━━━━━ Input records

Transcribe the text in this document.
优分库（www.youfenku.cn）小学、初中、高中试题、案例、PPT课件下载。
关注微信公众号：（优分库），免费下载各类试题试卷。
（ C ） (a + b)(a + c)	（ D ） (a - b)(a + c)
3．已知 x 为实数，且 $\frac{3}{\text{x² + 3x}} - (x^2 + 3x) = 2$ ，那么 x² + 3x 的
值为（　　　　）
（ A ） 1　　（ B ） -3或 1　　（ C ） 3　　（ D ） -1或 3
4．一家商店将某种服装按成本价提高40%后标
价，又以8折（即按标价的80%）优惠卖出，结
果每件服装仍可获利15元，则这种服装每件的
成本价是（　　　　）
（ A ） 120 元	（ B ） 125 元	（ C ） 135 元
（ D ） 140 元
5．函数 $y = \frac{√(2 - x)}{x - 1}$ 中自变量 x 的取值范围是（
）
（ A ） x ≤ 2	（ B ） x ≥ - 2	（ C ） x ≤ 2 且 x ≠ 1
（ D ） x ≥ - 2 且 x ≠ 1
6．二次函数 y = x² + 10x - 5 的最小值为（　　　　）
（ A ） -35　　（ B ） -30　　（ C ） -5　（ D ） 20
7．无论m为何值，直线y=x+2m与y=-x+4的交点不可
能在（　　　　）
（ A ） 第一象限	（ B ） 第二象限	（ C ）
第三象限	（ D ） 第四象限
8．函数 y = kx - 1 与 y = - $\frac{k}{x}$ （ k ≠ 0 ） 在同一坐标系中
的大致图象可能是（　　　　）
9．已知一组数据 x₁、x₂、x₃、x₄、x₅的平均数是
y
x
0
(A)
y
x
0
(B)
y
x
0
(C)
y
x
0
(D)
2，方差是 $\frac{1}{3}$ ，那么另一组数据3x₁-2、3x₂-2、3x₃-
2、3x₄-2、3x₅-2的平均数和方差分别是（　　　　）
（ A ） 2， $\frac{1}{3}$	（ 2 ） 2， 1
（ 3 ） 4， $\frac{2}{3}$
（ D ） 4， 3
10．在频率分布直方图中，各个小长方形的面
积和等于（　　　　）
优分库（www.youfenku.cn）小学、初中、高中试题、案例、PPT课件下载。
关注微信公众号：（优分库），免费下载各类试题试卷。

━━━━━━━━━━

Please restate the whole listing word for word.

Transcribe the text in this document.
优分库（www.youfenku.cn）小学、初中、高中试题、案例、PPT课件下载。
关注微信公众号：（优分库），免费下载各类试题试卷。
（ C ） (a + b)(a + c)	（ D ） (a - b)(a + c)
3．已知 x 为实数，且 $\frac{3}{\text{x² + 3x}} - (x^2 + 3x) = 2$ ，那么 x² + 3x 的
值为（　　　　）
（ A ） 1　　（ B ） -3或 1　　（ C ） 3　　（ D ） -1或 3
4．一家商店将某种服装按成本价提高40%后标
价，又以8折（即按标价的80%）优惠卖出，结
果每件服装仍可获利15元，则这种服装每件的
成本价是（　　　　）
（ A ） 120 元	（ B ） 125 元	（ C ） 135 元
（ D ） 140 元
5．函数 $y = \frac{√(2 - x)}{x - 1}$ 中自变量 x 的取值范围是（
）
（ A ） x ≤ 2	（ B ） x ≥ - 2	（ C ） x ≤ 2 且 x ≠ 1
（ D ） x ≥ - 2 且 x ≠ 1
6．二次函数 y = x² + 10x - 5 的最小值为（　　　　）
（ A ） -35　　（ B ） -30　　（ C ） -5　（ D ） 20
7．无论m为何值，直线y=x+2m与y=-x+4的交点不可
能在（　　　　）
（ A ） 第一象限	（ B ） 第二象限	（ C ）
第三象限	（ D ） 第四象限
8．函数 y = kx - 1 与 y = - $\frac{k}{x}$ （ k ≠ 0 ） 在同一坐标系中
的大致图象可能是（　　　　）
9．已知一组数据 x₁、x₂、x₃、x₄、x₅的平均数是
y
x
0
(A)
y
x
0
(B)
y
x
0
(C)
y
x
0
(D)
2，方差是 $\frac{1}{3}$ ，那么另一组数据3x₁-2、3x₂-2、3x₃-
2、3x₄-2、3x₅-2的平均数和方差分别是（　　　　）
（ A ） 2， $\frac{1}{3}$	（ 2 ） 2， 1
（ 3 ） 4， $\frac{2}{3}$
（ D ） 4， 3
10．在频率分布直方图中，各个小长方形的面
积和等于（　　　　）
优分库（www.youfenku.cn）小学、初中、高中试题、案例、PPT课件下载。
关注微信公众号：（优分库），免费下载各类试题试卷。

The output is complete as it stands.